== Exercises ==
1. List every paragraph number that appears in the text below on "sufficiently specific" promises, including the numbers that label its own paragraphs.
2. Answer these questions from the text below on "sufficiently specific" promises:
(a) In which paragraph is the proposed principle that the Board refers to?
(b) What example does the quoted paragraph 26 of AASB 15 give of a service of standing ready to provide goods or services?
(c) Which Board policy would be contradicted if a not-for-profit entity's stand-ready promise were treated as "insufficiently specific"?
3. Carry on the text below on "sufficiently specific" promises, starting after its last sentence.

== Text segment ==
BC41          The Board considered whether to identify particular conditions as essential for treating a promise to transfer a good or a service as ‘sufficiently specific’.  The Board concluded that:

(a)                   no particular condition regarding a promise to provide a good or service would ensure the proposed principle in paragraph BC39 is met; and

(b)                   prescribing condition(s) that are necessary to make a promise ‘sufficiently specific’ might arbitrarily and unintentionally exclude some performance obligations from being identified as such.

BC42          For example, the Board:

(a)                   noted that paragraph 26 of AASB 15 states that: “Depending on the contract, promised goods or services may include, but are not limited to … (e) providing a service of standing ready to provide goods or services (for example, unspecified updates to software that are provided on a when-and-if-available basis) or of making goods or services available for a customer to use as and when the customer decides”; and

(b)                   concluded that, if particular aspects of a ‘sufficiently specific’ promise were to be mandatorily present, a not-for-profit entity’s promise to provide a service of standing ready to provide an unspecified good or service might be treated as ‘insufficiently specific’ to qualify as a performance obligation.  This outcome would be inconsistent with the Board’s policy of transaction neutrality.

== Records supplied ==
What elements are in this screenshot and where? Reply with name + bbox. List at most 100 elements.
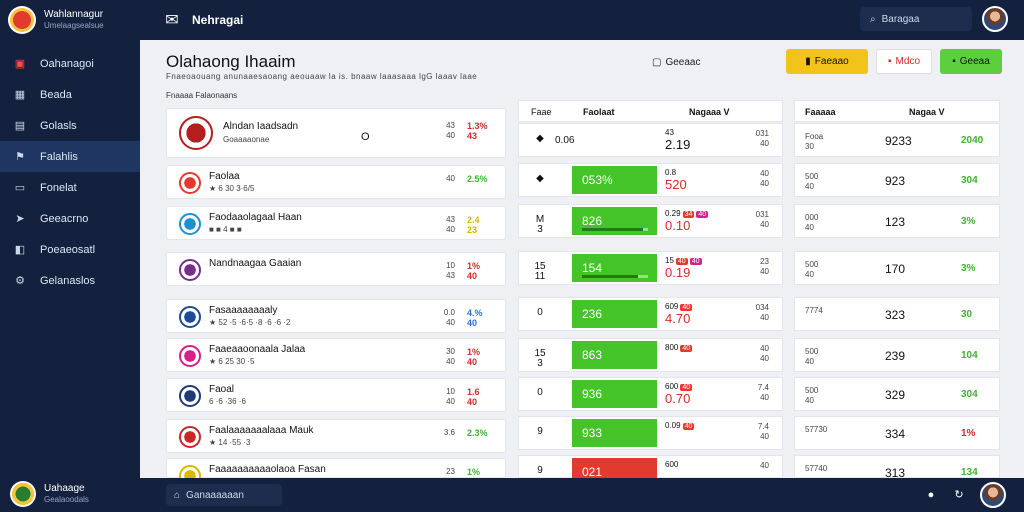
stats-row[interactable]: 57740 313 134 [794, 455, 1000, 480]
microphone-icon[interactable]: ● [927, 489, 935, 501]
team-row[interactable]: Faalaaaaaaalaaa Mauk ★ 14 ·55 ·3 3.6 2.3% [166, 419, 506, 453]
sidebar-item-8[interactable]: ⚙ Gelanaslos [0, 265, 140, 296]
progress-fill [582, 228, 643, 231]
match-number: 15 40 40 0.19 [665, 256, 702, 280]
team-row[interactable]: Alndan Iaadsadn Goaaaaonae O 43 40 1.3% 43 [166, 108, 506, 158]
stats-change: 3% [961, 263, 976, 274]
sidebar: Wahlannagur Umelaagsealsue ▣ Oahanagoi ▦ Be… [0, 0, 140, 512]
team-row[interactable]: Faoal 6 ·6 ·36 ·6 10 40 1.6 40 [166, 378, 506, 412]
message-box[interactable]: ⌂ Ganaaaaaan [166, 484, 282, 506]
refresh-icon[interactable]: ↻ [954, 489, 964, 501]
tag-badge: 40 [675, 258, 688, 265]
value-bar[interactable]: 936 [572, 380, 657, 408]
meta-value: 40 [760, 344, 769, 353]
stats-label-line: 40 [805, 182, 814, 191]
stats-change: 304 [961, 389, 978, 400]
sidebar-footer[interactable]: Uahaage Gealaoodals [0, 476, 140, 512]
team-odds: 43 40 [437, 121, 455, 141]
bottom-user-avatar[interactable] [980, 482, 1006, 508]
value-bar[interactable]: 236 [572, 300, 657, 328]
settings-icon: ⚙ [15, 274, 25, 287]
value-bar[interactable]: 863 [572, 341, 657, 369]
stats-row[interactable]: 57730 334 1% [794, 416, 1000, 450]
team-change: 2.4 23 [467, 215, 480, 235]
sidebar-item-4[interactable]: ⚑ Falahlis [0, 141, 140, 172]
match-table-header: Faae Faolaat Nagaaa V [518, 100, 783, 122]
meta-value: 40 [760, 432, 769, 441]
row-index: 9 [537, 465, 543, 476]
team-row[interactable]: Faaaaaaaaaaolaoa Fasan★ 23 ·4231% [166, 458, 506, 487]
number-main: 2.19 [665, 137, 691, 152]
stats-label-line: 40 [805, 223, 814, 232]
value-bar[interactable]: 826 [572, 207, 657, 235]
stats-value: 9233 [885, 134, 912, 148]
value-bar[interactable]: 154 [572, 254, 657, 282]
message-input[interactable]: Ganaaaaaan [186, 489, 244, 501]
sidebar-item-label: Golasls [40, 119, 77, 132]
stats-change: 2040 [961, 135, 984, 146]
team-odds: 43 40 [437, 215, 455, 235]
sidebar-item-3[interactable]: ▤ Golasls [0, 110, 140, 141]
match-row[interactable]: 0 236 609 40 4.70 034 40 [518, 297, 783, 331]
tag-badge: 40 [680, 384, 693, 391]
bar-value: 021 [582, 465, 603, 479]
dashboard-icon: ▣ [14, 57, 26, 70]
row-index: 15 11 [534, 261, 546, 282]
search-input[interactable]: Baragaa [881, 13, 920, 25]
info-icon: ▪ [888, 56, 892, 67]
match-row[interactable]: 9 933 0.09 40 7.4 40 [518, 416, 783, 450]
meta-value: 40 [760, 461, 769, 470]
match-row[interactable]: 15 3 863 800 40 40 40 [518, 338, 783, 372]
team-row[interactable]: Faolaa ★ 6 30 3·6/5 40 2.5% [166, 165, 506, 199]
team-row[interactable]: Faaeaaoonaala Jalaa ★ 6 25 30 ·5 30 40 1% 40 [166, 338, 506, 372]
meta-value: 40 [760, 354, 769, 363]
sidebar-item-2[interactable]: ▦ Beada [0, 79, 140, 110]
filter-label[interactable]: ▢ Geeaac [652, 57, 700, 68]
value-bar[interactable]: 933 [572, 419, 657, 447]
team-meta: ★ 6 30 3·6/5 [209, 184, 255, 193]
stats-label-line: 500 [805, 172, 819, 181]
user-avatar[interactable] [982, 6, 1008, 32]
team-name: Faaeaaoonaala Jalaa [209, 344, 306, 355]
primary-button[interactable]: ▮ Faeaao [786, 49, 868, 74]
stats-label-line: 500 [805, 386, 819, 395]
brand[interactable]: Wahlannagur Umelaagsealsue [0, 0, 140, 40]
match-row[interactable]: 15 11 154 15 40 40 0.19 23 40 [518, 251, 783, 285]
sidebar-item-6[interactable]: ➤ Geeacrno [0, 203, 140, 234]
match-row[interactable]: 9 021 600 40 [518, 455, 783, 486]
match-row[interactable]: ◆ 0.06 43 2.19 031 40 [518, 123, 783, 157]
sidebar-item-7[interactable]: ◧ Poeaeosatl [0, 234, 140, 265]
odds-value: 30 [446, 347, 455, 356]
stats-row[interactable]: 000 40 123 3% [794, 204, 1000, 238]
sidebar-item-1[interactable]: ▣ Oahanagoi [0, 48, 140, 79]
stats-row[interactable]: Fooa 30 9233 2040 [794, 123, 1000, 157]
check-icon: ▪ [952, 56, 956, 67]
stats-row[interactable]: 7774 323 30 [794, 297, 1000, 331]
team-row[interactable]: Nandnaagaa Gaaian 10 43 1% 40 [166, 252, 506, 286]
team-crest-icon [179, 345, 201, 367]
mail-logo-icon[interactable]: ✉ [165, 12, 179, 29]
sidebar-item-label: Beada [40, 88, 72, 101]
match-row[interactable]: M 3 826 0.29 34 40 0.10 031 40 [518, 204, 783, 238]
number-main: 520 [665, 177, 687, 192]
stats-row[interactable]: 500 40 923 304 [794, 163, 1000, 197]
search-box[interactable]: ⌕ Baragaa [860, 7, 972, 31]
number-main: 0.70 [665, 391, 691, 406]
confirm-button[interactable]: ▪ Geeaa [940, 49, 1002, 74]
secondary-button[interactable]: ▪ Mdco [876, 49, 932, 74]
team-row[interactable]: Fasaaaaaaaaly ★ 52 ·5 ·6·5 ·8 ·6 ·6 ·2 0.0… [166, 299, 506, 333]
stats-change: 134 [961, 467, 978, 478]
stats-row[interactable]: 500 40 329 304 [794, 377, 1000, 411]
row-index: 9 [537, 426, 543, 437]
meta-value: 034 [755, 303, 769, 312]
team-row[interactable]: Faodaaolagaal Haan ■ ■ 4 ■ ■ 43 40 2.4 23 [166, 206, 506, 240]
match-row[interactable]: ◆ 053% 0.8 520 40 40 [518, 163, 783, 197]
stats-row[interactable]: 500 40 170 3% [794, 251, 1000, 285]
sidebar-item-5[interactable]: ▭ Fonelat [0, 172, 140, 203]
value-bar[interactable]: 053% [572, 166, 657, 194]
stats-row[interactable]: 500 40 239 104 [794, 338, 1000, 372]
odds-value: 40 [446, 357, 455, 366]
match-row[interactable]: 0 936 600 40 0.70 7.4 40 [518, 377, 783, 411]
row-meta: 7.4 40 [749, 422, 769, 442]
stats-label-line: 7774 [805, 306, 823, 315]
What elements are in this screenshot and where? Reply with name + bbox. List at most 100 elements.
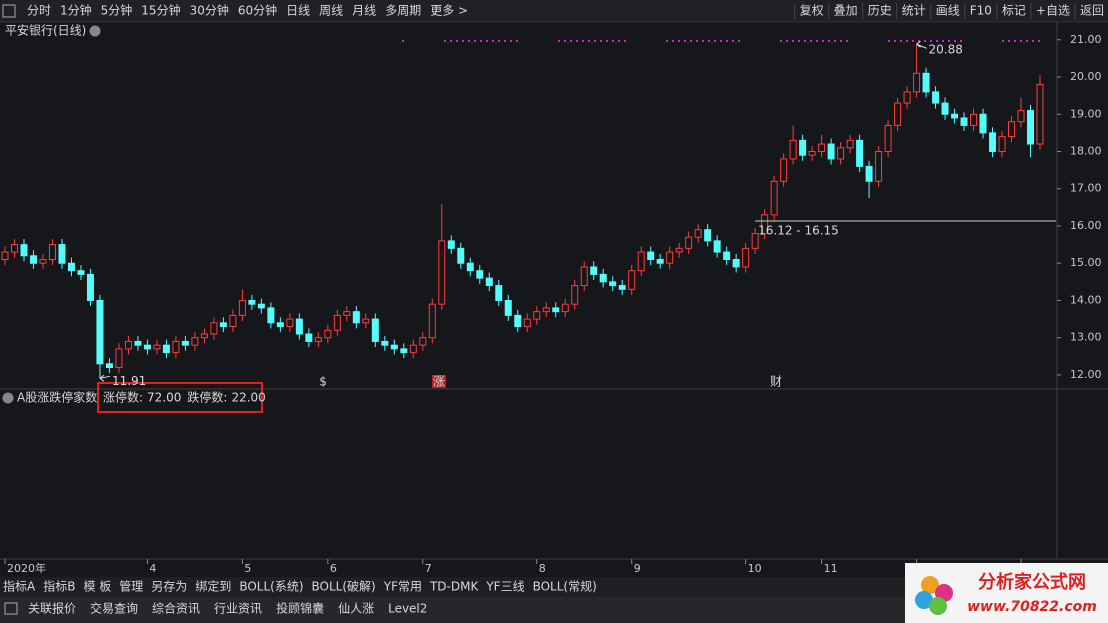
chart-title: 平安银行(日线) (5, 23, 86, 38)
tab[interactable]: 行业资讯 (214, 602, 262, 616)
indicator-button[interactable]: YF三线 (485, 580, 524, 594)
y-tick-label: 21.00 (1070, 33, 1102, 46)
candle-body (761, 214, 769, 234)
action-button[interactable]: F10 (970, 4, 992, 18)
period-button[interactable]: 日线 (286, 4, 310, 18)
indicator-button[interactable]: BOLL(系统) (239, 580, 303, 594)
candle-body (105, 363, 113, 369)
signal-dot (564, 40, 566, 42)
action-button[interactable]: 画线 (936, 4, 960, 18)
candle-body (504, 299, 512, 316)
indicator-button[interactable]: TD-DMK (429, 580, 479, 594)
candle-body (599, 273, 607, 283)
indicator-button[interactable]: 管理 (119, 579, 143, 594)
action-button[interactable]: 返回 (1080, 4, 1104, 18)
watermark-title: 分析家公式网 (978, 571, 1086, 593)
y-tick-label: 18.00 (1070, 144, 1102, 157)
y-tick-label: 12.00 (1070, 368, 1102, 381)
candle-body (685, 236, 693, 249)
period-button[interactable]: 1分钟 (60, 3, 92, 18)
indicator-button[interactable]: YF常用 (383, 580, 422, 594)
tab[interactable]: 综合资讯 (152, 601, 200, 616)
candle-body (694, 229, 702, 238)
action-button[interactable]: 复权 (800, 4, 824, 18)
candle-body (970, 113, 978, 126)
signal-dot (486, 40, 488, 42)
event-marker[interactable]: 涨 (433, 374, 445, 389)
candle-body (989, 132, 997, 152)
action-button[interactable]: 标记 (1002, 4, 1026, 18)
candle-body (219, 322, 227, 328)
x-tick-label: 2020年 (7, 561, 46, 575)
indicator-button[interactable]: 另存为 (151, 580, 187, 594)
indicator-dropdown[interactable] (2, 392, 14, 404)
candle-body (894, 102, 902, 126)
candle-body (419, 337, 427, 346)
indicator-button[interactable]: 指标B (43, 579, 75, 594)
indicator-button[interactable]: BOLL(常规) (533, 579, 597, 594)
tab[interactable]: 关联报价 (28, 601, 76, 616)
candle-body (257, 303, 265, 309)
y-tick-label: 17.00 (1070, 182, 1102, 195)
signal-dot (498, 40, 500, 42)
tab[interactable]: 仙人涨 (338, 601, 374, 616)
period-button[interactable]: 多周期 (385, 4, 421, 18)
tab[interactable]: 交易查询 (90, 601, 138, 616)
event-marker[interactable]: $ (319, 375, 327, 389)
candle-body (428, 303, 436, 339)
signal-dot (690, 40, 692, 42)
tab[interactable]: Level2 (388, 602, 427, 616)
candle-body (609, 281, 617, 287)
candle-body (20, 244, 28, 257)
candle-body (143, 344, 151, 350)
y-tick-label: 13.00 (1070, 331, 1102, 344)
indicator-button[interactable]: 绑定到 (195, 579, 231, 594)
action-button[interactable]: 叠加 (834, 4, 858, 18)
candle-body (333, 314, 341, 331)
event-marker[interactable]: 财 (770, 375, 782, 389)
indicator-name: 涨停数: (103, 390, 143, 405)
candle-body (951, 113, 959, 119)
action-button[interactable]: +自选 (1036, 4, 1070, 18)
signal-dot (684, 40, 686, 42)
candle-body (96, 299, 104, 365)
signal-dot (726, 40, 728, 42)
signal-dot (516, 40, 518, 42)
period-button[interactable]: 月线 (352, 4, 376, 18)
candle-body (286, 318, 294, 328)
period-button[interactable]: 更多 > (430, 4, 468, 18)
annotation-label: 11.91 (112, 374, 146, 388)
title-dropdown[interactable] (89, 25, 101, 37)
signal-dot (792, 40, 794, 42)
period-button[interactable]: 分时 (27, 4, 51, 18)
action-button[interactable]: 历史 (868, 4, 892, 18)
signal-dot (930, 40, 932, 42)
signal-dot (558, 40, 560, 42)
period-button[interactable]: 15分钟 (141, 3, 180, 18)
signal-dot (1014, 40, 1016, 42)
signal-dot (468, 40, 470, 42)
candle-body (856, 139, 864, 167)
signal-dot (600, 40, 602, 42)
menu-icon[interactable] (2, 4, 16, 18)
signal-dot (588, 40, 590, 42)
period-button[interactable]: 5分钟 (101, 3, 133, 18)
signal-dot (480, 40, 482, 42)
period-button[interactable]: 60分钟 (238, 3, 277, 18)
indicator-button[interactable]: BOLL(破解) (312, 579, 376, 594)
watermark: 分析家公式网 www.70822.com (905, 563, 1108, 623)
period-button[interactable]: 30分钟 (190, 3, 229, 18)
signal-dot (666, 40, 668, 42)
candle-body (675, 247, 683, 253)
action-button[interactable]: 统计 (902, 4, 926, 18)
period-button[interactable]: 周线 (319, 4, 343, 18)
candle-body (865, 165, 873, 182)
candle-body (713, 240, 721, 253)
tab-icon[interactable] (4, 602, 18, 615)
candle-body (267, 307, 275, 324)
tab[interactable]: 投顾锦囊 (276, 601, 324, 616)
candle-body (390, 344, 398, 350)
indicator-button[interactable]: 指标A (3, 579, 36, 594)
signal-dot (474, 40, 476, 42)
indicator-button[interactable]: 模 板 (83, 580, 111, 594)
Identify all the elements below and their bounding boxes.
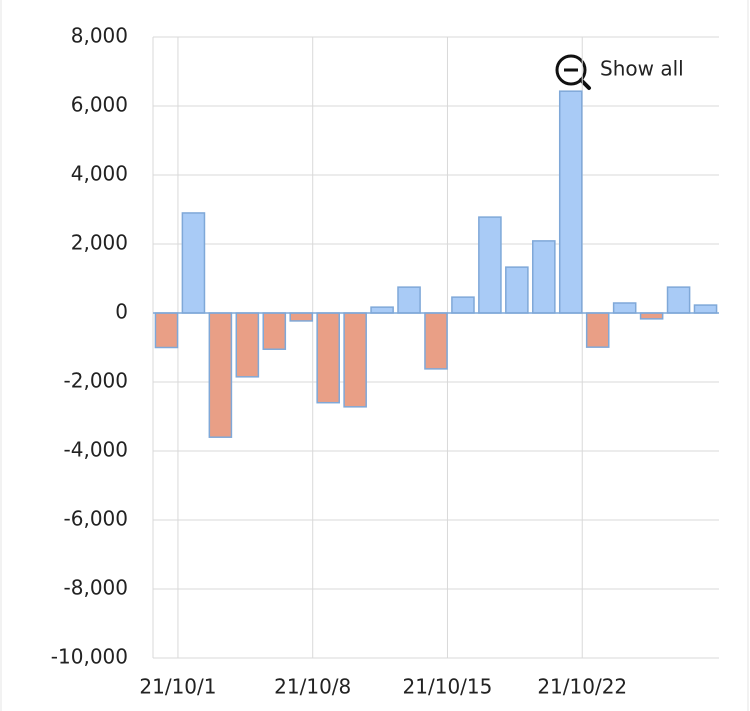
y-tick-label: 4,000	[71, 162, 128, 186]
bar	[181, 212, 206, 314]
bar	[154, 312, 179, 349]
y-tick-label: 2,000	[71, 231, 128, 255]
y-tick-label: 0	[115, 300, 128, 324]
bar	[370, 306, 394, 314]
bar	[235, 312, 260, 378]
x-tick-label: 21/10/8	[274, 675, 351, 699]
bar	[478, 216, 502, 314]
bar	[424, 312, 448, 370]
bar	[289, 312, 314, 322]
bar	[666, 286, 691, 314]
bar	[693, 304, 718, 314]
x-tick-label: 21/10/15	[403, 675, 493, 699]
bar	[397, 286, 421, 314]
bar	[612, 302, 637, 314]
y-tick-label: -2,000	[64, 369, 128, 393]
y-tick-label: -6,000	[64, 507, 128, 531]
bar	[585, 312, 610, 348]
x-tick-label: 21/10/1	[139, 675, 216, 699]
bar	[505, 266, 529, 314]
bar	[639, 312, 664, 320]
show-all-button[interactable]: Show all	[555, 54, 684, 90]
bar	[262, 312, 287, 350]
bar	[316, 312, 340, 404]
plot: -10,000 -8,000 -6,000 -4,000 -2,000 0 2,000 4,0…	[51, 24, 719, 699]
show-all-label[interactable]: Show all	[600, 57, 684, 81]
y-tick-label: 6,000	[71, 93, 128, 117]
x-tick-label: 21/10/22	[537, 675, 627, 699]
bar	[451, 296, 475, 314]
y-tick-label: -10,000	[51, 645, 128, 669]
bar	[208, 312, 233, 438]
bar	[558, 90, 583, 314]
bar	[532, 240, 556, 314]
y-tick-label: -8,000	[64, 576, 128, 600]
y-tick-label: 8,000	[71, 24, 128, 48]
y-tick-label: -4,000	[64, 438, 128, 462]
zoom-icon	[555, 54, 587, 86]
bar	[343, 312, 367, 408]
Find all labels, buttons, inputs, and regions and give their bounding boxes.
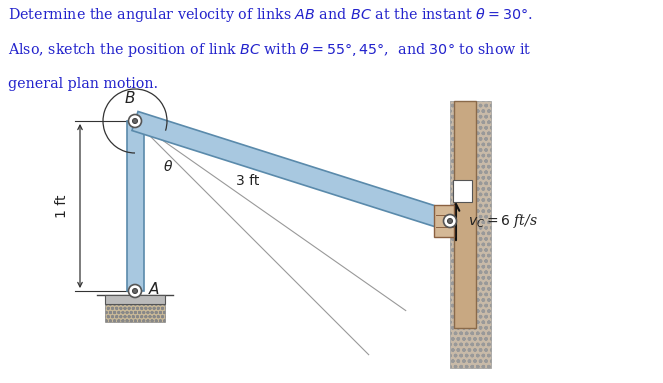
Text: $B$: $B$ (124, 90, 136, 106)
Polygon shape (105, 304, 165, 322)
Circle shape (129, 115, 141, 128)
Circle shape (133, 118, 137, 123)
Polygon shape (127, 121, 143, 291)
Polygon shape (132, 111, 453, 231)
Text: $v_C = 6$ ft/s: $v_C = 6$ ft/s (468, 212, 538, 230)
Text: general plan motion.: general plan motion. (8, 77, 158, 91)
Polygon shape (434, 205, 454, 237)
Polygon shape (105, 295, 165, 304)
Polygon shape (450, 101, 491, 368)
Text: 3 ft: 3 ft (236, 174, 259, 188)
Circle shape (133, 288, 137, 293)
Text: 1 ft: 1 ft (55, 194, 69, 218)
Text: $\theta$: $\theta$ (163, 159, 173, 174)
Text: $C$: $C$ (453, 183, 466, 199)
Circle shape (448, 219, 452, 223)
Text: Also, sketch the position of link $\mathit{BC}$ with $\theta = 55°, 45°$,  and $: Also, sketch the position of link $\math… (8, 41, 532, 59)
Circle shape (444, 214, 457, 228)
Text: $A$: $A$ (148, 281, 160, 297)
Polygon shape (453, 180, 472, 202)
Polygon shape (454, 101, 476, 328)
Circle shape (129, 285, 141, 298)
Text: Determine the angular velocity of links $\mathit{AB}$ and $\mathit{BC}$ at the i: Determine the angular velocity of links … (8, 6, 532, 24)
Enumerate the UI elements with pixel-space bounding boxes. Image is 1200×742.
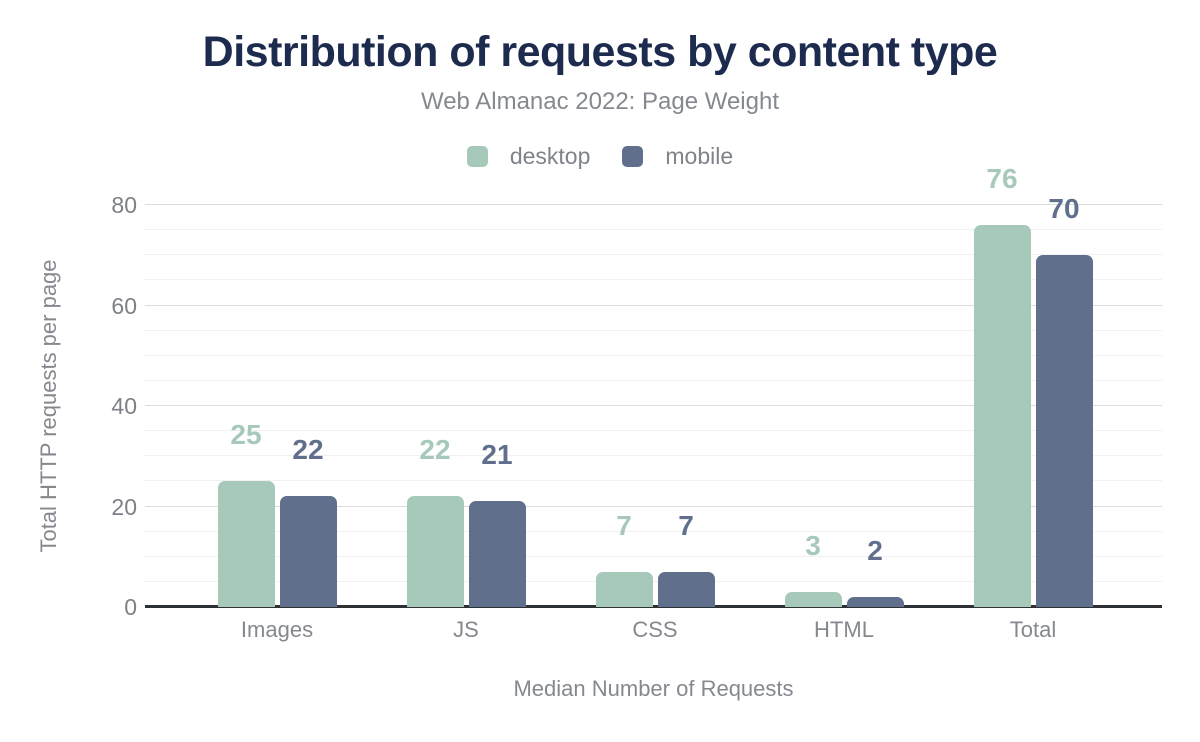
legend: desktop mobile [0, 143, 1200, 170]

== Set of answers ==
1. BC41, BC39, BC42, 26 (of AASB 15)

2.
(a) Paragraph BC39.
(b) Unspecified updates to software that are provided on a when-and-if-available basis.
(c) The Board's policy of transaction neutrality.

3.
BC43          One of the aspects to consider in assessing whether a promise is ‘sufficiently specific’ to qualify as a performance obligation is a specified period over which promised goods or services must be transferred.  In relation to that aspect, the Board concluded that a condition that a transfer of assets to a not-for-profit entity relates to a particular time period does not, of itself, meet the ‘sufficiently specific’ criterion – the nature or type of goods or services to be transferred by that entity over that time period must also be specified.  This is because time does not require an outflow of resources embodying economic benefits (the definition of a liability in the AASB Framework for the Preparation and Presentation of Financial Statements requires an outflow of resources in settlement of the obligation).  Rather, the Board considers that such a condition is, in substance, an indication that the transferor does not intend to make similar future transfers to the entity for a defined period of time.

BC44          The Board considered whether its view above is consistent with treating as ‘sufficiently specific’ a not-for-profit entity’s promise to provide a service of standing ready to provide an unspecified good or service.  The Board concluded that a promise to provide a service of standing ready to provide an unspecified good or service is substantially different from a condition that a transfer of assets to a not-for-profit entity relates to a particular time period, without any other conditions.  This is because:

(a)                   standing ready to transfer a specified underlying good or service (eg to make a good available for a customer to use as and when the customer decides) is, of itself, a specifically identifiable service transferred to the customer, even if the underlying good or service is sometimes difficult to identify; and

(b)                   promises to use transferred assets consistently with the entity’s general objectives are not promises to transfer a good or a service.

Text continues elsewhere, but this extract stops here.